§ **STATED TASK**
Copy out each line below that has the word "title" in it.

§ **DATA FOR THE TASK**
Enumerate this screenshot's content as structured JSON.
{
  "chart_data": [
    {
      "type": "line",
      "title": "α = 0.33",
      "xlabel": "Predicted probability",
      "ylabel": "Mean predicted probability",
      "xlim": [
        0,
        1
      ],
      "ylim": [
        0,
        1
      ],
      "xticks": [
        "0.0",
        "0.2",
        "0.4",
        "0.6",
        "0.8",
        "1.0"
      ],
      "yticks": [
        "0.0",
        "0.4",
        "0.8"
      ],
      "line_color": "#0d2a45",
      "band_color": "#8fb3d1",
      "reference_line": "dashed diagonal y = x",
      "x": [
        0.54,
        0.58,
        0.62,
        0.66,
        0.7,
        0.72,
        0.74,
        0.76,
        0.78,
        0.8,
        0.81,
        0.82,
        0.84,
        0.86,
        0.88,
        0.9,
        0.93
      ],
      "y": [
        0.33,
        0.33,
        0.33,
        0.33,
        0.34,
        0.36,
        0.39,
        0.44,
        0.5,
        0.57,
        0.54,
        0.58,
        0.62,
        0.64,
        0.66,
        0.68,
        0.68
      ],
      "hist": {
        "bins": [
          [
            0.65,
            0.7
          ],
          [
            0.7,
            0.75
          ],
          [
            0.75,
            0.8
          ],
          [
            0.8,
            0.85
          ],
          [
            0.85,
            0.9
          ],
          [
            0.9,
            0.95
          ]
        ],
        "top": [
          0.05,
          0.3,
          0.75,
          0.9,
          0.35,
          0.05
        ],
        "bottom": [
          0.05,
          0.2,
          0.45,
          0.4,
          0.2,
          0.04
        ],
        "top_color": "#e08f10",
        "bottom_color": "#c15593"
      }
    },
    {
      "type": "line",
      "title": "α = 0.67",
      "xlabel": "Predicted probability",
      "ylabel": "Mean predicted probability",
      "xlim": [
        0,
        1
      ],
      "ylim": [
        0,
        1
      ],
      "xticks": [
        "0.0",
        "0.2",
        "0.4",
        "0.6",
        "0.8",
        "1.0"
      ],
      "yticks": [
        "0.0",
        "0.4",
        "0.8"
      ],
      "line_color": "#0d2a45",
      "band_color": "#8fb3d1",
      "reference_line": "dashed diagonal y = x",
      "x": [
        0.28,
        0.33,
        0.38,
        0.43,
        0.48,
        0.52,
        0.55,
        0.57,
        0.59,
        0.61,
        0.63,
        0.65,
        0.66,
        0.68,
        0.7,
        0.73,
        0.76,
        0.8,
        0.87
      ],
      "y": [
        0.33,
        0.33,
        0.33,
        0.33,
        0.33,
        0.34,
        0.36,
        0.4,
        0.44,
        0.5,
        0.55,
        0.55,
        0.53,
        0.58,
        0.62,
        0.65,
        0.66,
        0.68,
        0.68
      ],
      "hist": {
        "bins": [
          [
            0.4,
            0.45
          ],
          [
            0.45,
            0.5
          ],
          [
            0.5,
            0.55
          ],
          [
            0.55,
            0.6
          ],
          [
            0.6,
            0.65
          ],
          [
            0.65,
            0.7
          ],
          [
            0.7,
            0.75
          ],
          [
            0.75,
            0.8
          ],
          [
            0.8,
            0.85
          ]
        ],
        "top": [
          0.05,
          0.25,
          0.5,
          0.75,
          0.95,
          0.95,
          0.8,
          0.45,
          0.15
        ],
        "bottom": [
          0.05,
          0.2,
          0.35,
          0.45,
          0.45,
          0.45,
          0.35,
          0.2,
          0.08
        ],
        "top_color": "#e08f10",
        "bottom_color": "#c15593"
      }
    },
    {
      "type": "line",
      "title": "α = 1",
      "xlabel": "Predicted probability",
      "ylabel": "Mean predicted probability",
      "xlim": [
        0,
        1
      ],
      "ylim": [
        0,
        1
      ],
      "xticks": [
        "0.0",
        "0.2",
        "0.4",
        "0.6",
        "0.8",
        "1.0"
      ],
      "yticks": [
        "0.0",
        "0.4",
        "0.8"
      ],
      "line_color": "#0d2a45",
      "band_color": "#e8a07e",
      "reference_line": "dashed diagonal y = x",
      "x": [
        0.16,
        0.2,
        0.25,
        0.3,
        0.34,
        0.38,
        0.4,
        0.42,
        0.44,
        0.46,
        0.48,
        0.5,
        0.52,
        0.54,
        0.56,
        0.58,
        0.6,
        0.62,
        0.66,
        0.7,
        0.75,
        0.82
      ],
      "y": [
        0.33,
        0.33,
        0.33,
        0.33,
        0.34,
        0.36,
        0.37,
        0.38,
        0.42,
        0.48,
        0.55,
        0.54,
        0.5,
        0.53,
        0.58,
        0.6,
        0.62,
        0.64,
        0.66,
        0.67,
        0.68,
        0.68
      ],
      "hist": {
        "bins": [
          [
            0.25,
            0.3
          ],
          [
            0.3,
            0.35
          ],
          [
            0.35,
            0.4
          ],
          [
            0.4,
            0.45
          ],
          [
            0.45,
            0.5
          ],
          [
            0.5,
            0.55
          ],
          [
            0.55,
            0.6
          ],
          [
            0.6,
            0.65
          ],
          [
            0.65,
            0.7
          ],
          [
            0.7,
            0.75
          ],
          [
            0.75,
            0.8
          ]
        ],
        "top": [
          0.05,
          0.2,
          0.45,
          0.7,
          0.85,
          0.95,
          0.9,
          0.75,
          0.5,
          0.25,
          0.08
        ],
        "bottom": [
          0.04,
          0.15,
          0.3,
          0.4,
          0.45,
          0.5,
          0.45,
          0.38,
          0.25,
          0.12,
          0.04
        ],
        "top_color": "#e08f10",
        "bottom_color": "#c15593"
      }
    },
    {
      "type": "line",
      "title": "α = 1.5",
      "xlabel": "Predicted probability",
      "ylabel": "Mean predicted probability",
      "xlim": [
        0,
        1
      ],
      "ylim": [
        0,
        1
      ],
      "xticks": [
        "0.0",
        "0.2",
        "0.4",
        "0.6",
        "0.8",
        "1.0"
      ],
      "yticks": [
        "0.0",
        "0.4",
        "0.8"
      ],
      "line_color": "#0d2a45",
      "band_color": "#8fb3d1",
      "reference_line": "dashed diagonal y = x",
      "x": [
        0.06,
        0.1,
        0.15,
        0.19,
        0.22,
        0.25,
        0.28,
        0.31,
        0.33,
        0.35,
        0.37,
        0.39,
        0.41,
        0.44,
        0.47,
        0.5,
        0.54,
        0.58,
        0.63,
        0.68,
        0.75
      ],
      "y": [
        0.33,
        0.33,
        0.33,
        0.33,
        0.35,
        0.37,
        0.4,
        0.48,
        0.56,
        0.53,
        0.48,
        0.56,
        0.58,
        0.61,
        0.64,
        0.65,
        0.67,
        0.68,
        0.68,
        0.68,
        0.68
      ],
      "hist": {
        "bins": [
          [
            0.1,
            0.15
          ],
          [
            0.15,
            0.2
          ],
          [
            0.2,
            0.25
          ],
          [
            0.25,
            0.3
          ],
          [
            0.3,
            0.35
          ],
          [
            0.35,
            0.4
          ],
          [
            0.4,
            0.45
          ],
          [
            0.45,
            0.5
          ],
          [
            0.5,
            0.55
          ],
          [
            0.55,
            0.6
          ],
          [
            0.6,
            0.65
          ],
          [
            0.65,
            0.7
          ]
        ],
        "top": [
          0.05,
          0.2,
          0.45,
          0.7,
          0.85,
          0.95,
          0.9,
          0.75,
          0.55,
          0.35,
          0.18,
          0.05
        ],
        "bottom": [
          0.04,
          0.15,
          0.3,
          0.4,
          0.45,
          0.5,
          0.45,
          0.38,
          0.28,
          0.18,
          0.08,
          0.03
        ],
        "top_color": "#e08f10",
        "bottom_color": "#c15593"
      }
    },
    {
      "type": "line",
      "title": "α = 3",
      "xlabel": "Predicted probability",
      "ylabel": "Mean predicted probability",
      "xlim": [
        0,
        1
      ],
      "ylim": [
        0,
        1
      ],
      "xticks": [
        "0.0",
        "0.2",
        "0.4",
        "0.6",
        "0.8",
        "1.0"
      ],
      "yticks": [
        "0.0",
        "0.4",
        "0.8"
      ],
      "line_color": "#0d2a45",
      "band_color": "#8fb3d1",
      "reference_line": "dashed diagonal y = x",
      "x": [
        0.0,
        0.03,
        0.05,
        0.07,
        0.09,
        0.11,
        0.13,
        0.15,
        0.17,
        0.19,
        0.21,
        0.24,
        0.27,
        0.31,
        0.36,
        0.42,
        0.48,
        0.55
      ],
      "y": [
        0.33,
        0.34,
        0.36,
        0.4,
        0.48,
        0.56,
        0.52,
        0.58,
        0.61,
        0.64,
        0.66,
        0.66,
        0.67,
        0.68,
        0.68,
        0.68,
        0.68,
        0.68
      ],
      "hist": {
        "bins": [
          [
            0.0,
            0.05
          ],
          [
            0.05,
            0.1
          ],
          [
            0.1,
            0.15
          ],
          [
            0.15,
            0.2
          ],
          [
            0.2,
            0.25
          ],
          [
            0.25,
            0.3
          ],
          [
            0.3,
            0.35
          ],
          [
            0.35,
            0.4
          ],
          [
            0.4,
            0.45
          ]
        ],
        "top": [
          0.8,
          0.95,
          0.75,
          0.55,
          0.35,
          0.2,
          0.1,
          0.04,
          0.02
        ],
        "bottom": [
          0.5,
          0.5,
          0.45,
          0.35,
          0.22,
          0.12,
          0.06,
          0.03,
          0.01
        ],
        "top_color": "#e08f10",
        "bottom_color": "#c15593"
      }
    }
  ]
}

§ **TASK RESULT**
      "title": "α = 0.33",
      "title": "α = 0.67",
      "title": "α = 1",
      "title": "α = 1.5",
      "title": "α = 3",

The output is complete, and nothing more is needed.